EXERCISE OBJECTIVE:
Copy each line exactly.

Structured figure records:
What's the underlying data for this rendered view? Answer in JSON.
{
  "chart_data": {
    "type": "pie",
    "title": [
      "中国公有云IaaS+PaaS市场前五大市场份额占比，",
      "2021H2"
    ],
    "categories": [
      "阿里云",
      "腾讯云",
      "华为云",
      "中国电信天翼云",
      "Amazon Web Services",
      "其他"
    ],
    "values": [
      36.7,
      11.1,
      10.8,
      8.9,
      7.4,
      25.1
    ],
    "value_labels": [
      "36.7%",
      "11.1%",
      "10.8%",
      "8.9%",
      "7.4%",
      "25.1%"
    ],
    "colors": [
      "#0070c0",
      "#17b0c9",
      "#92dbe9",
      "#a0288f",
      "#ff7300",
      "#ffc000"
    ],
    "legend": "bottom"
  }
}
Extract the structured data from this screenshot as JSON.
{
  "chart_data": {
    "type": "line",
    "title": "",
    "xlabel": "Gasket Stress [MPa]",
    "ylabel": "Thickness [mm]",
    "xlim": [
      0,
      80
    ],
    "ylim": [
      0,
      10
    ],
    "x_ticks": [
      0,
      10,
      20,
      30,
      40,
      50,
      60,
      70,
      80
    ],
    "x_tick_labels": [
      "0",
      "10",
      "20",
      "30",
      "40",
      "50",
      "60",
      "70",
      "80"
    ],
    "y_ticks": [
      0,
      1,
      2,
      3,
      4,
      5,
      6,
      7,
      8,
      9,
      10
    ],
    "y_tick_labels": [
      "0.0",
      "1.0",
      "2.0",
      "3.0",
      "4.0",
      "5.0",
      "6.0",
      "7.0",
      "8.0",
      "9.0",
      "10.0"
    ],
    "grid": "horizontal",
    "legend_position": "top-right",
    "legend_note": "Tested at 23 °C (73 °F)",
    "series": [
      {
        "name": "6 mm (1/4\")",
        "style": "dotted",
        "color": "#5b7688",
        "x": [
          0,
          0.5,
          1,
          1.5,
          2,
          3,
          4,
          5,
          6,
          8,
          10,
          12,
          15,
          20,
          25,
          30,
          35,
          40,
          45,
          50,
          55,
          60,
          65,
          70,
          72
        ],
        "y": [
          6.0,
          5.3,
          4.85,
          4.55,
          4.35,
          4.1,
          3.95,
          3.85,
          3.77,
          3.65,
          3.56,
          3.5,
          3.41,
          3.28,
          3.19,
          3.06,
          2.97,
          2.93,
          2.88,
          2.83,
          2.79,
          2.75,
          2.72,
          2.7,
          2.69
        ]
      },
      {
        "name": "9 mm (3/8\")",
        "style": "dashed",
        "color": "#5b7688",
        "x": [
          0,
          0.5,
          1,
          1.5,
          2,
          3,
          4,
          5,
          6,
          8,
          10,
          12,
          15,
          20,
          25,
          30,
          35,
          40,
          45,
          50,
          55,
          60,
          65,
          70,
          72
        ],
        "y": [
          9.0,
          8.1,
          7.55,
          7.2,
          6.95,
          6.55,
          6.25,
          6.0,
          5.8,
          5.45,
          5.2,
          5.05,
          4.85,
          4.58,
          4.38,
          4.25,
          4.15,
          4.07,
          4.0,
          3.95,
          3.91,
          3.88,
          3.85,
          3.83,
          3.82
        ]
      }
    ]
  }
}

WRITTEN RESPONSE:
What's the underlying data for this rendered view? Answer in JSON.
{
  "chart_data": {
    "type": "pie",
    "title": [
      "中国公有云IaaS+PaaS市场前五大市场份额占比，",
      "2021H2"
    ],
    "categories": [
      "阿里云",
      "腾讯云",
      "华为云",
      "中国电信天翼云",
      "Amazon Web Services",
      "其他"
    ],
    "values": [
      36.7,
      11.1,
      10.8,
      8.9,
      7.4,
      25.1
    ],
    "value_labels": [
      "36.7%",
      "11.1%",
      "10.8%",
      "8.9%",
      "7.4%",
      "25.1%"
    ],
    "colors": [
      "#0070c0",
      "#17b0c9",
      "#92dbe9",
      "#a0288f",
      "#ff7300",
      "#ffc000"
    ],
    "legend": "bottom"
  }
}
Extract the structured data from this screenshot as JSON.
{
  "chart_data": {
    "type": "line",
    "title": "",
    "xlabel": "Gasket Stress [MPa]",
    "ylabel": "Thickness [mm]",
    "xlim": [
      0,
      80
    ],
    "ylim": [
      0,
      10
    ],
    "x_ticks": [
      0,
      10,
      20,
      30,
      40,
      50,
      60,
      70,
      80
    ],
    "x_tick_labels": [
      "0",
      "10",
      "20",
      "30",
      "40",
      "50",
      "60",
      "70",
      "80"
    ],
    "y_ticks": [
      0,
      1,
      2,
      3,
      4,
      5,
      6,
      7,
      8,
      9,
      10
    ],
    "y_tick_labels": [
      "0.0",
      "1.0",
      "2.0",
      "3.0",
      "4.0",
      "5.0",
      "6.0",
      "7.0",
      "8.0",
      "9.0",
      "10.0"
    ],
    "grid": "horizontal",
    "legend_position": "top-right",
    "legend_note": "Tested at 23 °C (73 °F)",
    "series": [
      {
        "name": "6 mm (1/4\")",
        "style": "dotted",
        "color": "#5b7688",
        "x": [
          0,
          0.5,
          1,
          1.5,
          2,
          3,
          4,
          5,
          6,
          8,
          10,
          12,
          15,
          20,
          25,
          30,
          35,
          40,
          45,
          50,
          55,
          60,
          65,
          70,
          72
        ],
        "y": [
          6.0,
          5.3,
          4.85,
          4.55,
          4.35,
          4.1,
          3.95,
          3.85,
          3.77,
          3.65,
          3.56,
          3.5,
          3.41,
          3.28,
          3.19,
          3.06,
          2.97,
          2.93,
          2.88,
          2.83,
          2.79,
          2.75,
          2.72,
          2.7,
          2.69
        ]
      },
      {
        "name": "9 mm (3/8\")",
        "style": "dashed",
        "color": "#5b7688",
        "x": [
          0,
          0.5,
          1,
          1.5,
          2,
          3,
          4,
          5,
          6,
          8,
          10,
          12,
          15,
          20,
          25,
          30,
          35,
          40,
          45,
          50,
          55,
          60,
          65,
          70,
          72
        ],
        "y": [
          9.0,
          8.1,
          7.55,
          7.2,
          6.95,
          6.55,
          6.25,
          6.0,
          5.8,
          5.45,
          5.2,
          5.05,
          4.85,
          4.58,
          4.38,
          4.25,
          4.15,
          4.07,
          4.0,
          3.95,
          3.91,
          3.88,
          3.85,
          3.83,
          3.82
        ]
      }
    ]
  }
}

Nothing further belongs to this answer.